** TASK TO COMPLETE **
Pick out the lines below that contain the string "dasz" and copy them all.

** STORED DATA **
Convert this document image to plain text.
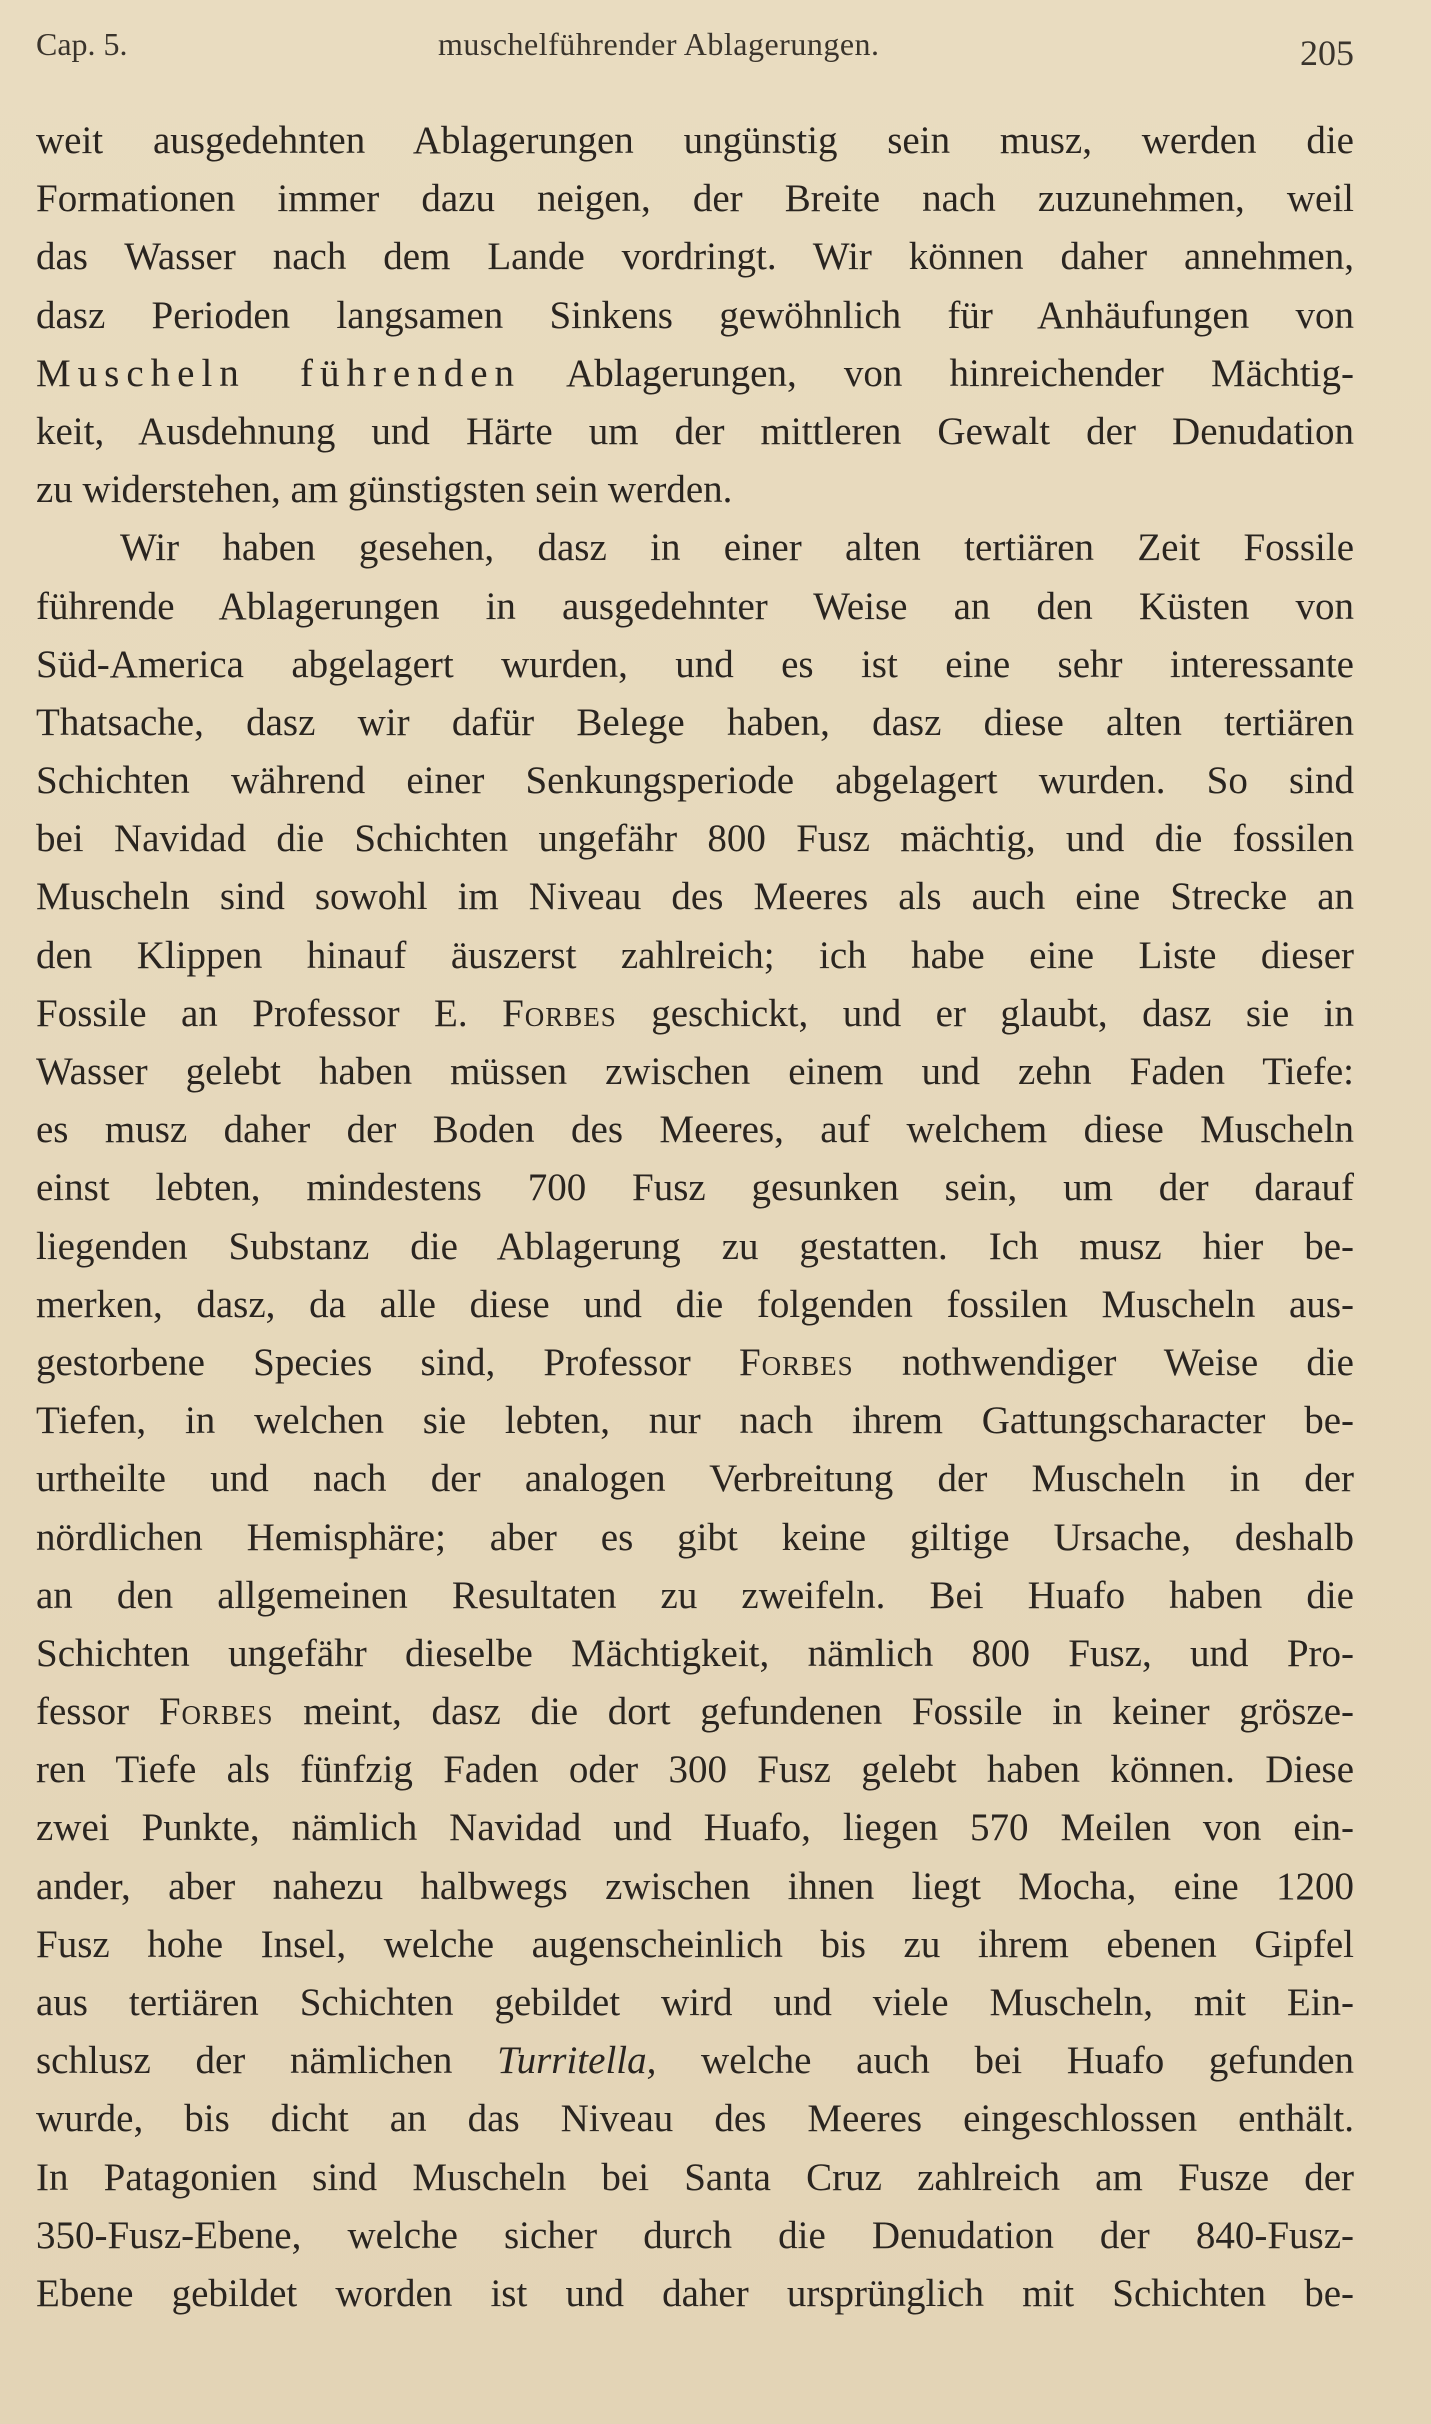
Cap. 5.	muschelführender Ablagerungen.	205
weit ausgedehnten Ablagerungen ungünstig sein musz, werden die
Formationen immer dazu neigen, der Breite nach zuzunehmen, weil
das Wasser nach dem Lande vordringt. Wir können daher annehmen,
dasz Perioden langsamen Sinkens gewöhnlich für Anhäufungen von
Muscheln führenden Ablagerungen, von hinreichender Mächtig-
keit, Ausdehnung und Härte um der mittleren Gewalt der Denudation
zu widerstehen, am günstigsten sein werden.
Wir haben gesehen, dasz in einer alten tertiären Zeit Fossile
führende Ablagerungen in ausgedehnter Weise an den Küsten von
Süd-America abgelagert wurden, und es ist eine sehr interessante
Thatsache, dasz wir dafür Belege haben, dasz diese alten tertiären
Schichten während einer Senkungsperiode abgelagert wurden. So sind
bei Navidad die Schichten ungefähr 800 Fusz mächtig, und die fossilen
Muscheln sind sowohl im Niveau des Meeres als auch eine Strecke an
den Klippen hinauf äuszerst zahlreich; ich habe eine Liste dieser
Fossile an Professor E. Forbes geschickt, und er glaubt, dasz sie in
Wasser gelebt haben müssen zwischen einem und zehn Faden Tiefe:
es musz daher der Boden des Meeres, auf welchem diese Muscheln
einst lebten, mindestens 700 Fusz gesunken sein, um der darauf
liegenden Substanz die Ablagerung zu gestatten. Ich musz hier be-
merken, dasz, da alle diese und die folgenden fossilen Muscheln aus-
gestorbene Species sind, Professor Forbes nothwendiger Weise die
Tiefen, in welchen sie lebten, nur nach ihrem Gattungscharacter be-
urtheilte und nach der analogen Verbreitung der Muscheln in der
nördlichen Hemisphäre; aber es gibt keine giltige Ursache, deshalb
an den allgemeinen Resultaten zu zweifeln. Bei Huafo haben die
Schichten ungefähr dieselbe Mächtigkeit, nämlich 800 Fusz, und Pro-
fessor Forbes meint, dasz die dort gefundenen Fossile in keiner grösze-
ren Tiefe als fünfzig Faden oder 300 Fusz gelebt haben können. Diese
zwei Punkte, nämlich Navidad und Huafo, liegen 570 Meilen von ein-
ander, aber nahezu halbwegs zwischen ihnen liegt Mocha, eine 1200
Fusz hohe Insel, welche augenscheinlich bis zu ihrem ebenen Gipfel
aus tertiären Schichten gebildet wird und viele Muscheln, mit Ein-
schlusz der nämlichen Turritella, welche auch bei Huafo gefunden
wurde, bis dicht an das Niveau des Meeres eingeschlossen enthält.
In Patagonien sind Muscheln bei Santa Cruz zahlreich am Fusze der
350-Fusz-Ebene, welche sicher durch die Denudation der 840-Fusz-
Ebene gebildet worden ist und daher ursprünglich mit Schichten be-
==
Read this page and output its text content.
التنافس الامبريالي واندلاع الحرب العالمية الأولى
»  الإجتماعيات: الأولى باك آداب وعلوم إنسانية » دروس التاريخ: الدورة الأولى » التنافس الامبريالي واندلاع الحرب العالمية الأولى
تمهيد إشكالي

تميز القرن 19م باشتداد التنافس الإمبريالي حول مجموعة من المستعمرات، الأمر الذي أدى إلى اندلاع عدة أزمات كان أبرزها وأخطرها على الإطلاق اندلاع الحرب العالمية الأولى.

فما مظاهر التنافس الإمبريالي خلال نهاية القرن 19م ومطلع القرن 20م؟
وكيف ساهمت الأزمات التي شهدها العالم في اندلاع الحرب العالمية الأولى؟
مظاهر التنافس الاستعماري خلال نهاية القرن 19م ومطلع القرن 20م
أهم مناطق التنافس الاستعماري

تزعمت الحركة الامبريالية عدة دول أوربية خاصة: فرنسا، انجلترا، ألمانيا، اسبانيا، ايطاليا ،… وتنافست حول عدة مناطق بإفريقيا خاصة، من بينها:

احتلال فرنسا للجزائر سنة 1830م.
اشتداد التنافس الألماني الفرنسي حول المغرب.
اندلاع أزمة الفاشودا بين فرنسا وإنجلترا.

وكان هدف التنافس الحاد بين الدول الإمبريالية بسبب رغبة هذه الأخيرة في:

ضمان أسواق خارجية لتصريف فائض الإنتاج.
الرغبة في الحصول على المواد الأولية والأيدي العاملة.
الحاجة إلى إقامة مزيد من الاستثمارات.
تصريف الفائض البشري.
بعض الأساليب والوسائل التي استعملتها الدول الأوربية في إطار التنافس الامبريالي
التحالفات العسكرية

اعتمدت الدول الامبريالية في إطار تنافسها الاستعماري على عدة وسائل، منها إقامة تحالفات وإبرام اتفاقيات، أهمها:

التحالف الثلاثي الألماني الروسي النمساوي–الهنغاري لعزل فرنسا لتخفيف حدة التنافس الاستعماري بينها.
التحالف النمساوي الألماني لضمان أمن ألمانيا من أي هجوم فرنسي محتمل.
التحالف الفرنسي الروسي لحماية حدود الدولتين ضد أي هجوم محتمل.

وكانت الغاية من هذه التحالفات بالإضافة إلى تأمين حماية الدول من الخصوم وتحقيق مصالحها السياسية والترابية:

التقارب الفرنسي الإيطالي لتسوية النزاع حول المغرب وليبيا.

** TASK SOLUTION **
dasz Perioden langsamen Sinkens gewöhnlich für Anhäufungen von
Wir haben gesehen, dasz in einer alten tertiären Zeit Fossile
Thatsache, dasz wir dafür Belege haben, dasz diese alten tertiären
Fossile an Professor E. Forbes geschickt, und er glaubt, dasz sie in
merken, dasz, da alle diese und die folgenden fossilen Muscheln aus-
fessor Forbes meint, dasz die dort gefundenen Fossile in keiner grösze-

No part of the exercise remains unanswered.